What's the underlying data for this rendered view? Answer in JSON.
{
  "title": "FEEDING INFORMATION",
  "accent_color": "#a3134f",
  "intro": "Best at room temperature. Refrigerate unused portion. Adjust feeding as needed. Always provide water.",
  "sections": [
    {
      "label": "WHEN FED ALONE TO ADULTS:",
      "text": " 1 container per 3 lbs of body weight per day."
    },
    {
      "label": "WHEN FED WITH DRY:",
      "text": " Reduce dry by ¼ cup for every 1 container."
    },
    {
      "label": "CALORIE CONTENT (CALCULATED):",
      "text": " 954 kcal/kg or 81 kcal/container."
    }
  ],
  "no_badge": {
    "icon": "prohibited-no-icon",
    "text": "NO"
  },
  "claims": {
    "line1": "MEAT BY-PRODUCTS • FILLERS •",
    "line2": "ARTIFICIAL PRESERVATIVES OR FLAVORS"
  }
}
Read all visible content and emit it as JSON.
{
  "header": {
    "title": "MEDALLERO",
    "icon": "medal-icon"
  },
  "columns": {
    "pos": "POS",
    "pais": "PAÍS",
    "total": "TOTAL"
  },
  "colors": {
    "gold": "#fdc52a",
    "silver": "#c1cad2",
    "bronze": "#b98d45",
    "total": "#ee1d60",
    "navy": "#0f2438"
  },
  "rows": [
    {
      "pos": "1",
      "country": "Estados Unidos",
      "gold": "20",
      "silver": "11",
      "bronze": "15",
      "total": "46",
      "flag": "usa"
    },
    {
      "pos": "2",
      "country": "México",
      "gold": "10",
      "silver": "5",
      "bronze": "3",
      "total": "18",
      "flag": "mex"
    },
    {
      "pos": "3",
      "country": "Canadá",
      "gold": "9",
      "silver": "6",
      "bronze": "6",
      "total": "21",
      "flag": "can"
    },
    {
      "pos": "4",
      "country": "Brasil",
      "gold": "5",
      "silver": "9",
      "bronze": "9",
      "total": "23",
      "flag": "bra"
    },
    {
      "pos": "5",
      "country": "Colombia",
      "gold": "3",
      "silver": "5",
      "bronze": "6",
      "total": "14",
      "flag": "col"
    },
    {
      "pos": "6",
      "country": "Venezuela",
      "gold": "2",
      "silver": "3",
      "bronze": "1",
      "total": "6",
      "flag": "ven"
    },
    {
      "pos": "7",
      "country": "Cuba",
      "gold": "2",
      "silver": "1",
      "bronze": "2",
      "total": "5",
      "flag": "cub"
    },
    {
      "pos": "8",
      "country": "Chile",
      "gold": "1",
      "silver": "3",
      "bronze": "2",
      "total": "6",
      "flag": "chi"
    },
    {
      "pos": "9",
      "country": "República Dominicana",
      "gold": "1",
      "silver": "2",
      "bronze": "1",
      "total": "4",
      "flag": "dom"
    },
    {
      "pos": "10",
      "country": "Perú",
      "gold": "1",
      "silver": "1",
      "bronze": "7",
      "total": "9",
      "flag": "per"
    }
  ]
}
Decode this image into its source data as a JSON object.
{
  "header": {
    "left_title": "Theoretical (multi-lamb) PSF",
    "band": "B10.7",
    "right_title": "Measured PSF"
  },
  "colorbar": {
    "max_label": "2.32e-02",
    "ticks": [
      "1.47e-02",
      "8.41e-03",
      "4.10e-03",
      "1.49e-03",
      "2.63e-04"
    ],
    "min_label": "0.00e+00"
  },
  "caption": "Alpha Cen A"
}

> [Goal] Each record must be returned exactly as it is written.

> [Expected answer]
What's the underlying data for this rendered view? Answer in JSON.
{
  "title": "FEEDING INFORMATION",
  "accent_color": "#a3134f",
  "intro": "Best at room temperature. Refrigerate unused portion. Adjust feeding as needed. Always provide water.",
  "sections": [
    {
      "label": "WHEN FED ALONE TO ADULTS:",
      "text": " 1 container per 3 lbs of body weight per day."
    },
    {
      "label": "WHEN FED WITH DRY:",
      "text": " Reduce dry by ¼ cup for every 1 container."
    },
    {
      "label": "CALORIE CONTENT (CALCULATED):",
      "text": " 954 kcal/kg or 81 kcal/container."
    }
  ],
  "no_badge": {
    "icon": "prohibited-no-icon",
    "text": "NO"
  },
  "claims": {
    "line1": "MEAT BY-PRODUCTS • FILLERS •",
    "line2": "ARTIFICIAL PRESERVATIVES OR FLAVORS"
  }
}
Read all visible content and emit it as JSON.
{
  "header": {
    "title": "MEDALLERO",
    "icon": "medal-icon"
  },
  "columns": {
    "pos": "POS",
    "pais": "PAÍS",
    "total": "TOTAL"
  },
  "colors": {
    "gold": "#fdc52a",
    "silver": "#c1cad2",
    "bronze": "#b98d45",
    "total": "#ee1d60",
    "navy": "#0f2438"
  },
  "rows": [
    {
      "pos": "1",
      "country": "Estados Unidos",
      "gold": "20",
      "silver": "11",
      "bronze": "15",
      "total": "46",
      "flag": "usa"
    },
    {
      "pos": "2",
      "country": "México",
      "gold": "10",
      "silver": "5",
      "bronze": "3",
      "total": "18",
      "flag": "mex"
    },
    {
      "pos": "3",
      "country": "Canadá",
      "gold": "9",
      "silver": "6",
      "bronze": "6",
      "total": "21",
      "flag": "can"
    },
    {
      "pos": "4",
      "country": "Brasil",
      "gold": "5",
      "silver": "9",
      "bronze": "9",
      "total": "23",
      "flag": "bra"
    },
    {
      "pos": "5",
      "country": "Colombia",
      "gold": "3",
      "silver": "5",
      "bronze": "6",
      "total": "14",
      "flag": "col"
    },
    {
      "pos": "6",
      "country": "Venezuela",
      "gold": "2",
      "silver": "3",
      "bronze": "1",
      "total": "6",
      "flag": "ven"
    },
    {
      "pos": "7",
      "country": "Cuba",
      "gold": "2",
      "silver": "1",
      "bronze": "2",
      "total": "5",
      "flag": "cub"
    },
    {
      "pos": "8",
      "country": "Chile",
      "gold": "1",
      "silver": "3",
      "bronze": "2",
      "total": "6",
      "flag": "chi"
    },
    {
      "pos": "9",
      "country": "República Dominicana",
      "gold": "1",
      "silver": "2",
      "bronze": "1",
      "total": "4",
      "flag": "dom"
    },
    {
      "pos": "10",
      "country": "Perú",
      "gold": "1",
      "silver": "1",
      "bronze": "7",
      "total": "9",
      "flag": "per"
    }
  ]
}
Decode this image into its source data as a JSON object.
{
  "header": {
    "left_title": "Theoretical (multi-lamb) PSF",
    "band": "B10.7",
    "right_title": "Measured PSF"
  },
  "colorbar": {
    "max_label": "2.32e-02",
    "ticks": [
      "1.47e-02",
      "8.41e-03",
      "4.10e-03",
      "1.49e-03",
      "2.63e-04"
    ],
    "min_label": "0.00e+00"
  },
  "caption": "Alpha Cen A"
}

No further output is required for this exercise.